[AIM OF THE TASK]
Copy every line from the data below in which the string "even" can be found.

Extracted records
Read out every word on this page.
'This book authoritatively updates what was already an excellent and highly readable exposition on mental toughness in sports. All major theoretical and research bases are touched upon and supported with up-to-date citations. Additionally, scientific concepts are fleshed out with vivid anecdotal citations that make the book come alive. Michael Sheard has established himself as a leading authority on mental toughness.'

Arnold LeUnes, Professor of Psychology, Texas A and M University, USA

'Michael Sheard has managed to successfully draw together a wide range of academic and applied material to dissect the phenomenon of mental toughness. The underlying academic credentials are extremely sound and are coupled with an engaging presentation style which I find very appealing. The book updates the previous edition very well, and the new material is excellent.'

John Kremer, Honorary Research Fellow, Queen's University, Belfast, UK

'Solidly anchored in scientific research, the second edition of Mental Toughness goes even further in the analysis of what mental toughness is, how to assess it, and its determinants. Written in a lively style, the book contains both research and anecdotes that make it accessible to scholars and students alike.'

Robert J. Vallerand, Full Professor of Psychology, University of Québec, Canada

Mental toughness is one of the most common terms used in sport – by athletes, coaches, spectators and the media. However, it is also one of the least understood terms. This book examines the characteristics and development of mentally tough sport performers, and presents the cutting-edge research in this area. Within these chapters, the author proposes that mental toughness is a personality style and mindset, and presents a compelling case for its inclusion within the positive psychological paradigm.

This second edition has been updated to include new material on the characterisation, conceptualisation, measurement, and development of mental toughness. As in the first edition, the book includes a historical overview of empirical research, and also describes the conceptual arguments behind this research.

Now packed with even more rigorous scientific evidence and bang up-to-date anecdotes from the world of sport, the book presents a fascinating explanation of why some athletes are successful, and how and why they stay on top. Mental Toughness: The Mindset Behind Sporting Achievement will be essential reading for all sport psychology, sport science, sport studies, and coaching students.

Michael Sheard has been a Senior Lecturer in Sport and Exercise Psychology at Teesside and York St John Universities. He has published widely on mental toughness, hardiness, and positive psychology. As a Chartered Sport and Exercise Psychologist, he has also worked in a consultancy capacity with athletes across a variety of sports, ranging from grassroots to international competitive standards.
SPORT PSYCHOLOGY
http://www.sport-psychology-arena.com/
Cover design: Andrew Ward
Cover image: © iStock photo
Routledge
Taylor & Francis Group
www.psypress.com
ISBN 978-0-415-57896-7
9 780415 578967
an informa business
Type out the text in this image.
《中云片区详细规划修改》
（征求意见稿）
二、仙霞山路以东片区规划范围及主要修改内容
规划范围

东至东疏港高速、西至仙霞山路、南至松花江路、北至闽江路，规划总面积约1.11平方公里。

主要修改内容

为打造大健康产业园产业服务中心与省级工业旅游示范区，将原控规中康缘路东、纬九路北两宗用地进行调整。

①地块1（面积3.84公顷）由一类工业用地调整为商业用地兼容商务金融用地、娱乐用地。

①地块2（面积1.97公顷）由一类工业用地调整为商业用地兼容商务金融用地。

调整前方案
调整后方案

[RESULT]
'Solidly anchored in scientific research, the second edition of Mental Toughness goes even further in the analysis of what mental toughness is, how to assess it, and its determinants. Written in a lively style, the book contains both research and anecdotes that make it accessible to scholars and students alike.'
Now packed with even more rigorous scientific evidence and bang up-to-date anecdotes from the world of sport, the book presents a fascinating explanation of why some athletes are successful, and how and why they stay on top. Mental Toughness: The Mindset Behind Sporting Achievement will be essential reading for all sport psychology, sport science, sport studies, and coaching students.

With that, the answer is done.